▸ THE TASK
Nothing in the data should change when you return it, but leave the pictures out.

▸ GIVEN DATA
——————————

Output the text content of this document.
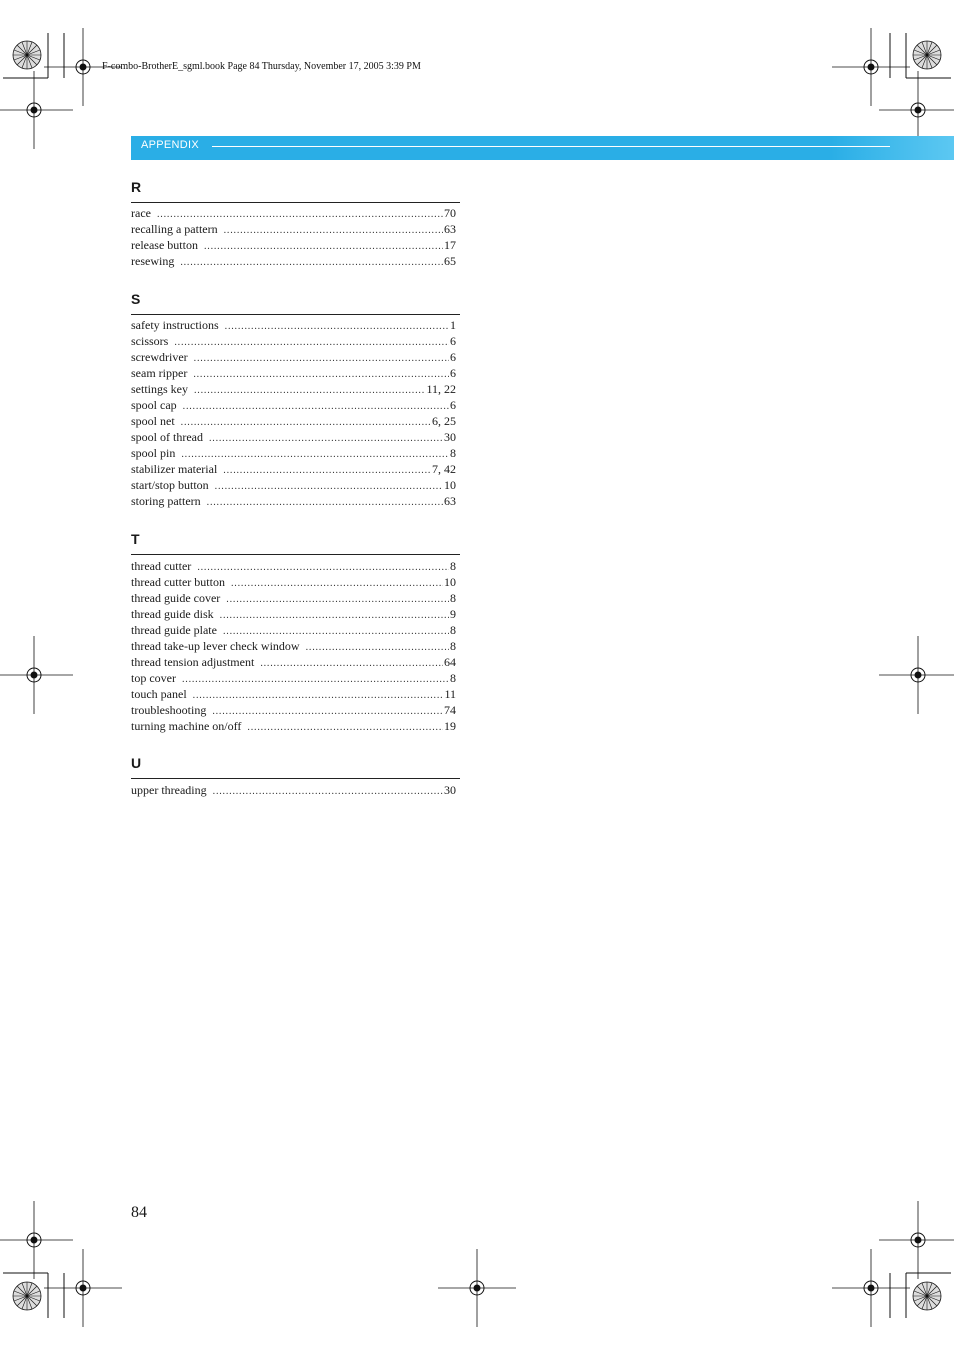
F-combo-BrotherE_sgml.book Page 84 Thursday, November 17, 2005 3:39 PM
APPENDIX
R
race .....	70
recalling a pattern .....	63
release button .....	17
resewing .....	65
S
safety instructions .....	1
scissors .....	6
screwdriver .....	6
seam ripper .....	6
settings key .....	11, 22
spool cap .....	6
spool net .....	6, 25
spool of thread .....	30
spool pin .....	8
stabilizer material .....	7, 42
start/stop button .....	10
storing pattern .....	63
T
thread cutter .....	8
thread cutter button .....	10
thread guide cover .....	8
thread guide disk .....	9
thread guide plate .....	8
thread take-up lever check window .....	8
thread tension adjustment .....	64
top cover .....	8
touch panel .....	11
troubleshooting .....	74
turning machine on/off .....	19
U
upper threading .....	30
84
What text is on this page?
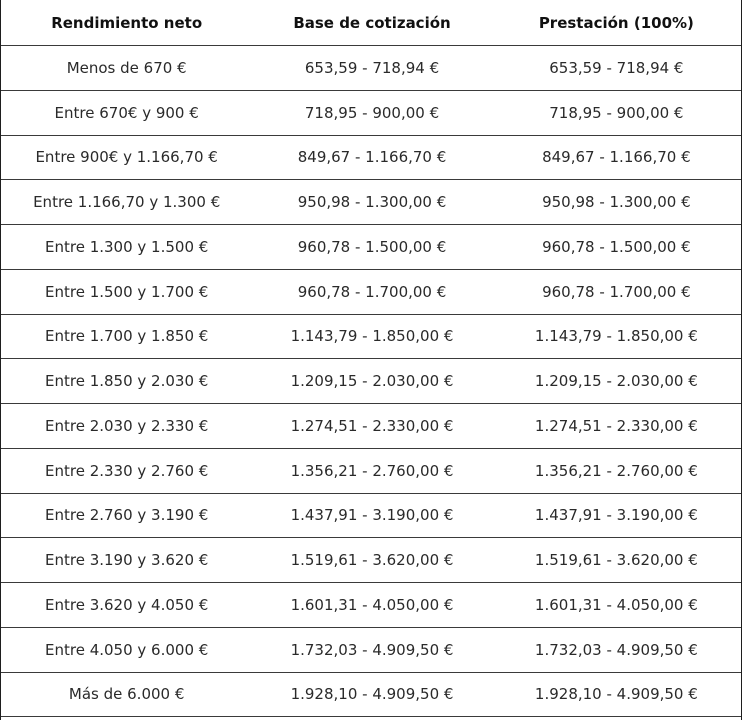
Rendimiento neto	Base de cotización	Prestación (100%)
Menos de 670 €	653,59 - 718,94 €	653,59 - 718,94 €
Entre 670€ y 900 €	718,95 - 900,00 €	718,95 - 900,00 €
Entre 900€ y 1.166,70 €	849,67 - 1.166,70 €	849,67 - 1.166,70 €
Entre 1.166,70 y 1.300 €	950,98 - 1.300,00 €	950,98 - 1.300,00 €
Entre 1.300 y 1.500 €	960,78 - 1.500,00 €	960,78 - 1.500,00 €
Entre 1.500 y 1.700 €	960,78 - 1.700,00 €	960,78 - 1.700,00 €
Entre 1.700 y 1.850 €	1.143,79 - 1.850,00 €	1.143,79 - 1.850,00 €
Entre 1.850 y 2.030 €	1.209,15 - 2.030,00 €	1.209,15 - 2.030,00 €
Entre 2.030 y 2.330 €	1.274,51 - 2.330,00 €	1.274,51 - 2.330,00 €
Entre 2.330 y 2.760 €	1.356,21 - 2.760,00 €	1.356,21 - 2.760,00 €
Entre 2.760 y 3.190 €	1.437,91 - 3.190,00 €	1.437,91 - 3.190,00 €
Entre 3.190 y 3.620 €	1.519,61 - 3.620,00 €	1.519,61 - 3.620,00 €
Entre 3.620 y 4.050 €	1.601,31 - 4.050,00 €	1.601,31 - 4.050,00 €
Entre 4.050 y 6.000 €	1.732,03 - 4.909,50 €	1.732,03 - 4.909,50 €
Más de 6.000 €	1.928,10 - 4.909,50 €	1.928,10 - 4.909,50 €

——————————

▸ REPLY TO THE EXERCISE
Output the text content of this document.
F-combo-BrotherE_sgml.book Page 84 Thursday, November 17, 2005 3:39 PM
APPENDIX
R
race .....	70
recalling a pattern .....	63
release button .....	17
resewing .....	65
S
safety instructions .....	1
scissors .....	6
screwdriver .....	6
seam ripper .....	6
settings key .....	11, 22
spool cap .....	6
spool net .....	6, 25
spool of thread .....	30
spool pin .....	8
stabilizer material .....	7, 42
start/stop button .....	10
storing pattern .....	63
T
thread cutter .....	8
thread cutter button .....	10
thread guide cover .....	8
thread guide disk .....	9
thread guide plate .....	8
thread take-up lever check window .....	8
thread tension adjustment .....	64
top cover .....	8
touch panel .....	11
troubleshooting .....	74
turning machine on/off .....	19
U
upper threading .....	30
84
What text is on this page?
Rendimiento neto	Base de cotización	Prestación (100%)
Menos de 670 €	653,59 - 718,94 €	653,59 - 718,94 €
Entre 670€ y 900 €	718,95 - 900,00 €	718,95 - 900,00 €
Entre 900€ y 1.166,70 €	849,67 - 1.166,70 €	849,67 - 1.166,70 €
Entre 1.166,70 y 1.300 €	950,98 - 1.300,00 €	950,98 - 1.300,00 €
Entre 1.300 y 1.500 €	960,78 - 1.500,00 €	960,78 - 1.500,00 €
Entre 1.500 y 1.700 €	960,78 - 1.700,00 €	960,78 - 1.700,00 €
Entre 1.700 y 1.850 €	1.143,79 - 1.850,00 €	1.143,79 - 1.850,00 €
Entre 1.850 y 2.030 €	1.209,15 - 2.030,00 €	1.209,15 - 2.030,00 €
Entre 2.030 y 2.330 €	1.274,51 - 2.330,00 €	1.274,51 - 2.330,00 €
Entre 2.330 y 2.760 €	1.356,21 - 2.760,00 €	1.356,21 - 2.760,00 €
Entre 2.760 y 3.190 €	1.437,91 - 3.190,00 €	1.437,91 - 3.190,00 €
Entre 3.190 y 3.620 €	1.519,61 - 3.620,00 €	1.519,61 - 3.620,00 €
Entre 3.620 y 4.050 €	1.601,31 - 4.050,00 €	1.601,31 - 4.050,00 €
Entre 4.050 y 6.000 €	1.732,03 - 4.909,50 €	1.732,03 - 4.909,50 €
Más de 6.000 €	1.928,10 - 4.909,50 €	1.928,10 - 4.909,50 €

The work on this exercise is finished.